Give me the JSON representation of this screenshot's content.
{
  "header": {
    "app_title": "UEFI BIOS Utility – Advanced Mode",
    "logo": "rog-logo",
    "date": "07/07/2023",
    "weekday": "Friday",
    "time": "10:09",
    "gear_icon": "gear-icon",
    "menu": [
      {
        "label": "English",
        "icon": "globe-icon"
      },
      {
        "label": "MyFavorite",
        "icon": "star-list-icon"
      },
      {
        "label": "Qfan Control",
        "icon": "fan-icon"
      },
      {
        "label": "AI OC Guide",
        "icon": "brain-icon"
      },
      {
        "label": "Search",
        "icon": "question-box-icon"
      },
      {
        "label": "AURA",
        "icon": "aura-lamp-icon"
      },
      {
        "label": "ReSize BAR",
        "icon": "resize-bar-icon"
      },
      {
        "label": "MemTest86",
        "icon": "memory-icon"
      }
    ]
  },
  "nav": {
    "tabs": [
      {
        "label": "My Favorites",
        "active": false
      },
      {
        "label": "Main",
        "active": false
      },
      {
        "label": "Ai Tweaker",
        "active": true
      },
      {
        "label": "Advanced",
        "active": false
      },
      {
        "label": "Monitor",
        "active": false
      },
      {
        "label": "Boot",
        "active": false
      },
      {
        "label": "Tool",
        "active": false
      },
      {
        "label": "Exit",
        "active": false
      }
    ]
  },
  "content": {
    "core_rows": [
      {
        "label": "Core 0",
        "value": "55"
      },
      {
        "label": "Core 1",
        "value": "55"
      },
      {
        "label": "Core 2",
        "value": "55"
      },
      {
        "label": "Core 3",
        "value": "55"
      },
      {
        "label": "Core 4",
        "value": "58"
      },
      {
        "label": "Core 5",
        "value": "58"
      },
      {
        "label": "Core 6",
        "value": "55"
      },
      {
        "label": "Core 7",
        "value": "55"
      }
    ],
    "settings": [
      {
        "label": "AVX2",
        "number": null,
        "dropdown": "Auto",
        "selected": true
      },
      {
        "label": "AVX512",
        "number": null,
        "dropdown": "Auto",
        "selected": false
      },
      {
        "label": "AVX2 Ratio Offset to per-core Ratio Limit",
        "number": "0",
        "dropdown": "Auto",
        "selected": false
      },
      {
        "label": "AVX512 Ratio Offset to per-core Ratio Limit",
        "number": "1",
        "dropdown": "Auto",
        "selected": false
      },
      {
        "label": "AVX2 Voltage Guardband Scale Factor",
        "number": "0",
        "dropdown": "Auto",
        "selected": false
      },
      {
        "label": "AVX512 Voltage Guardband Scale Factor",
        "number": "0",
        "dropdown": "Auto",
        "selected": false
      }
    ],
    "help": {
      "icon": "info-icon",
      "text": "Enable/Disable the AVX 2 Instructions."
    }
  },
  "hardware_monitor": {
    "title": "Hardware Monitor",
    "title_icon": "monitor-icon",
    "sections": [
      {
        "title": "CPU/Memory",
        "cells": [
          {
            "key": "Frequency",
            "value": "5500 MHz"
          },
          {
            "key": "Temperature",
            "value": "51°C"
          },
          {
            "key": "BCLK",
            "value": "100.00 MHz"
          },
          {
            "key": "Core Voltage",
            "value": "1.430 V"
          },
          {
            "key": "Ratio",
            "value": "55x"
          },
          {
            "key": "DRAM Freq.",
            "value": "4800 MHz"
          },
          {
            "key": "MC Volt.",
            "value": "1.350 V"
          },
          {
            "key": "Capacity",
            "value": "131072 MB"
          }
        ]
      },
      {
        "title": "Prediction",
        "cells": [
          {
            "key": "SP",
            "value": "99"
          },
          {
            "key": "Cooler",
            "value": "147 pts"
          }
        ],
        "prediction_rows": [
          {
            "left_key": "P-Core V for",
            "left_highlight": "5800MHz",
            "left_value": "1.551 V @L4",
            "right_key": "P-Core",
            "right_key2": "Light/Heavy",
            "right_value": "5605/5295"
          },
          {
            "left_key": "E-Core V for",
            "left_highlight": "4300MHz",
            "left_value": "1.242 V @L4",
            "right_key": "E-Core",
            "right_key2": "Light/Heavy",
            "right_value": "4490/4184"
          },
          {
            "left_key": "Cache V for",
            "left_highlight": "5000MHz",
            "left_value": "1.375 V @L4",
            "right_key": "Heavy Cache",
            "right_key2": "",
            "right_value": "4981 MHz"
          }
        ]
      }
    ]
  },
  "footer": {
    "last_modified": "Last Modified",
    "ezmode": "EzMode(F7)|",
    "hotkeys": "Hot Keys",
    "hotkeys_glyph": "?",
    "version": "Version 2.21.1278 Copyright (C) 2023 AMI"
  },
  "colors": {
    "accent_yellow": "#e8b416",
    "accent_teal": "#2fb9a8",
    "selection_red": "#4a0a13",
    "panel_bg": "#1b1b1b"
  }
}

EXERCISE PROMPT: Find the word "Scale" in the entries above and gather every line that holds it.

WRITTEN ANSWER:
        "label": "AVX2 Voltage Guardband Scale Factor",
        "label": "AVX512 Voltage Guardband Scale Factor",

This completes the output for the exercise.